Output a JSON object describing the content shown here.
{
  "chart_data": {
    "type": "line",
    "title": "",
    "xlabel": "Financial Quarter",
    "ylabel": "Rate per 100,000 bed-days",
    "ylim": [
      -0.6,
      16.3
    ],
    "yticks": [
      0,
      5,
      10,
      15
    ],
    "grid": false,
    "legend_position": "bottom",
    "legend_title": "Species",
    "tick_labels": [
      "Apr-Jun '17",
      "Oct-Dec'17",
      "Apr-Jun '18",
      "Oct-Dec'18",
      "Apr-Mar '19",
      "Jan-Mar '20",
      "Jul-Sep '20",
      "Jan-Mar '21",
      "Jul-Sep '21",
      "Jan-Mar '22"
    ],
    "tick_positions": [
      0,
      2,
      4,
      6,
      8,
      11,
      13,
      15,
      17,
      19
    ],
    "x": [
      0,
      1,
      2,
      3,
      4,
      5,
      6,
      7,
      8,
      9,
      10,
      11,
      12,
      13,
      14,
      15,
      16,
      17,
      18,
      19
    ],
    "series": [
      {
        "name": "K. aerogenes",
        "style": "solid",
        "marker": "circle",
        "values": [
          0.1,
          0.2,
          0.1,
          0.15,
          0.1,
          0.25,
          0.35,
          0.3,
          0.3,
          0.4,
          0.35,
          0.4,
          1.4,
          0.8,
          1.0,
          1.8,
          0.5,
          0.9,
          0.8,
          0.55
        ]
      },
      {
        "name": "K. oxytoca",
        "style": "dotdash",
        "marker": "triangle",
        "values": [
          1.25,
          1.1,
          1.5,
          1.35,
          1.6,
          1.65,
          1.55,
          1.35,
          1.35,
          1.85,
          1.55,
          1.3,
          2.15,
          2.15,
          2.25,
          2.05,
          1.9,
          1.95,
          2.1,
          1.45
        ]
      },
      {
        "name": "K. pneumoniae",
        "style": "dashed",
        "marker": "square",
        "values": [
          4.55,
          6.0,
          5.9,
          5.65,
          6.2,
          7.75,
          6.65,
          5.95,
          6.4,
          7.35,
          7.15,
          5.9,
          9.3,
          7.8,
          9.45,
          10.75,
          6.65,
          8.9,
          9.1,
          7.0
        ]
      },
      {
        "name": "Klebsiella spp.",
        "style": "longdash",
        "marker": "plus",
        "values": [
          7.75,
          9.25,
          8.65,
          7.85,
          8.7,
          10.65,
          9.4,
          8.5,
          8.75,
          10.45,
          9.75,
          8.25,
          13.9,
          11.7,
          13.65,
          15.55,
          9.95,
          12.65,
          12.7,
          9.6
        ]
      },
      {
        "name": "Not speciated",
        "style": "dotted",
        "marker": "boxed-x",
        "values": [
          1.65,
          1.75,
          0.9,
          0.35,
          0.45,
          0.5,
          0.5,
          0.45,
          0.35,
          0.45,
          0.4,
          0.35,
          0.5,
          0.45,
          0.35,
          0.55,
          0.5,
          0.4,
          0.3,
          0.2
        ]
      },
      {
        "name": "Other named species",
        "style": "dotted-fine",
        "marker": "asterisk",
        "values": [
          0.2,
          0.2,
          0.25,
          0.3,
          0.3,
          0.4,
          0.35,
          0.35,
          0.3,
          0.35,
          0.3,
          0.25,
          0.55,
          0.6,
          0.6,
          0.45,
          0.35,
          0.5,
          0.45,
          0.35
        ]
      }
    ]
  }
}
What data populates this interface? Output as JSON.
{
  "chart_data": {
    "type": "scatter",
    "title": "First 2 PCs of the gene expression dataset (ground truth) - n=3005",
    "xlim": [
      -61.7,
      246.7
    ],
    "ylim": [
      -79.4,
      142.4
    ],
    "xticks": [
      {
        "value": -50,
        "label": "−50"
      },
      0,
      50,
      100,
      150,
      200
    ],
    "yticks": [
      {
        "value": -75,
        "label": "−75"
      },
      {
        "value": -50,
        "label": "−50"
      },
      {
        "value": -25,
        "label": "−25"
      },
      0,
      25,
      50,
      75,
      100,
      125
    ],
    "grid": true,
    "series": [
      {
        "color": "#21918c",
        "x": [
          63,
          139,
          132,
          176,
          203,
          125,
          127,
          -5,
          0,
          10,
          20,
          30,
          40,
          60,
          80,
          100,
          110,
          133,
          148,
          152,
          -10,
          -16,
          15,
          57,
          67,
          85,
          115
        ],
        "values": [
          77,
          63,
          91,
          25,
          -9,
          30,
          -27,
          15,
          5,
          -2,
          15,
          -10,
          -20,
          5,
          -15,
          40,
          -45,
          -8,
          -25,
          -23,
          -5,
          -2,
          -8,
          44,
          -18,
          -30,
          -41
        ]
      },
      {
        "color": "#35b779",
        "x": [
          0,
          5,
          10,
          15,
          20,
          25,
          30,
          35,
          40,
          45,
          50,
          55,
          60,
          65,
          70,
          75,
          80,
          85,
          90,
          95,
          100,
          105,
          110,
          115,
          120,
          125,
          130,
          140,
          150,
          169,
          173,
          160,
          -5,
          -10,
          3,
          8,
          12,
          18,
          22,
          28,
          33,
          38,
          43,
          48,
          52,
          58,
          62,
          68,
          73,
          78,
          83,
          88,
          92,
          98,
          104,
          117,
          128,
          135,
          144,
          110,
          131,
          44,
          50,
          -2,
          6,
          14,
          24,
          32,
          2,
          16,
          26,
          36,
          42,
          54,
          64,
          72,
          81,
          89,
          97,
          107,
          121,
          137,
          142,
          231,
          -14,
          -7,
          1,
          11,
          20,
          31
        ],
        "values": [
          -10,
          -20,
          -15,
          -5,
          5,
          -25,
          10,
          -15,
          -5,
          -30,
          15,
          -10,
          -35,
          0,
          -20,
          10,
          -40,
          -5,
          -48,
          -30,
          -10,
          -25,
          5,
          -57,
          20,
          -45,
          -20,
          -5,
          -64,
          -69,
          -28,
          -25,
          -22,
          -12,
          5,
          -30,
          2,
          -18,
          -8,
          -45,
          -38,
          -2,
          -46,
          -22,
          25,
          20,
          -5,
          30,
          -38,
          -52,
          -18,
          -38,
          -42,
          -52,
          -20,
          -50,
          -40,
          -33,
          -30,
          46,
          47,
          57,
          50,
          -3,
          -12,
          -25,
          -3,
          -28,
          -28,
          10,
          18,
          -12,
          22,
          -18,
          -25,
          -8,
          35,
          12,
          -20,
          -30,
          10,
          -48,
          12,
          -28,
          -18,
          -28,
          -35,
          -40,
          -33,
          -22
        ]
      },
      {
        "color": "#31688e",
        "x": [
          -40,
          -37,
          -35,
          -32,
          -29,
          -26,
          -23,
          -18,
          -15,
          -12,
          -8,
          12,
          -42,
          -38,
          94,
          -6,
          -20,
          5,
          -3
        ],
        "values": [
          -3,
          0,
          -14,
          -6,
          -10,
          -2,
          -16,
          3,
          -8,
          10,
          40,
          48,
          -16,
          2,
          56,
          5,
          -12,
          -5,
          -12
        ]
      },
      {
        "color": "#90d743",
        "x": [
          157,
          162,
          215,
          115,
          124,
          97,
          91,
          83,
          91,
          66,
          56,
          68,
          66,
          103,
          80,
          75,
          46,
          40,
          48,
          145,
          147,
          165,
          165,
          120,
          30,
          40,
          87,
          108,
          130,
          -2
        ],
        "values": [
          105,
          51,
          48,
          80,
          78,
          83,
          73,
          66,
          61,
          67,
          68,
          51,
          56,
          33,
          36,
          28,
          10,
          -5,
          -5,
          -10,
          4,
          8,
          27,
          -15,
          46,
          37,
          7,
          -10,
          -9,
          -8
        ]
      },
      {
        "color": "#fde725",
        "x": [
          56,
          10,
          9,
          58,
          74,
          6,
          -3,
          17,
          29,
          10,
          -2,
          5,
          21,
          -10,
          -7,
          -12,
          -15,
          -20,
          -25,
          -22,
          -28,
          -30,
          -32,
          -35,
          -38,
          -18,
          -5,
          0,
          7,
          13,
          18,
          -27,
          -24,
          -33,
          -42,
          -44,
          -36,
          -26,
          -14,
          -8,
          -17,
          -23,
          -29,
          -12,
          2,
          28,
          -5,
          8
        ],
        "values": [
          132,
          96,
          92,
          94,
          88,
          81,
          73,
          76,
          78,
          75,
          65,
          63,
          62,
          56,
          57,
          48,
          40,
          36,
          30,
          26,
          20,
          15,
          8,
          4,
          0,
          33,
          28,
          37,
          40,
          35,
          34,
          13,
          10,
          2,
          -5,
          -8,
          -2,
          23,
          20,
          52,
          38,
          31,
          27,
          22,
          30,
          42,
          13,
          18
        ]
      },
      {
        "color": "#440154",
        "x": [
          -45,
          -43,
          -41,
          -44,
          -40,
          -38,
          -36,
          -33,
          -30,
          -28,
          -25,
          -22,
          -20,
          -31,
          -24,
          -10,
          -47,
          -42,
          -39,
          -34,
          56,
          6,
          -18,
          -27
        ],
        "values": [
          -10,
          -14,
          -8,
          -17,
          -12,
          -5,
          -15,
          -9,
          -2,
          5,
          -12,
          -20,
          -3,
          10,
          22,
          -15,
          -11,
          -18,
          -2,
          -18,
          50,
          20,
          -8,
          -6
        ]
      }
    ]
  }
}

========

[Your task]: Where a line above holds the string "name", copy that line.

[Exercise response]:
        "name": "K. aerogenes",
        "name": "K. oxytoca",
        "name": "K. pneumoniae",
        "name": "Klebsiella spp.",
        "name": "Not speciated",
        "name": "Other named species",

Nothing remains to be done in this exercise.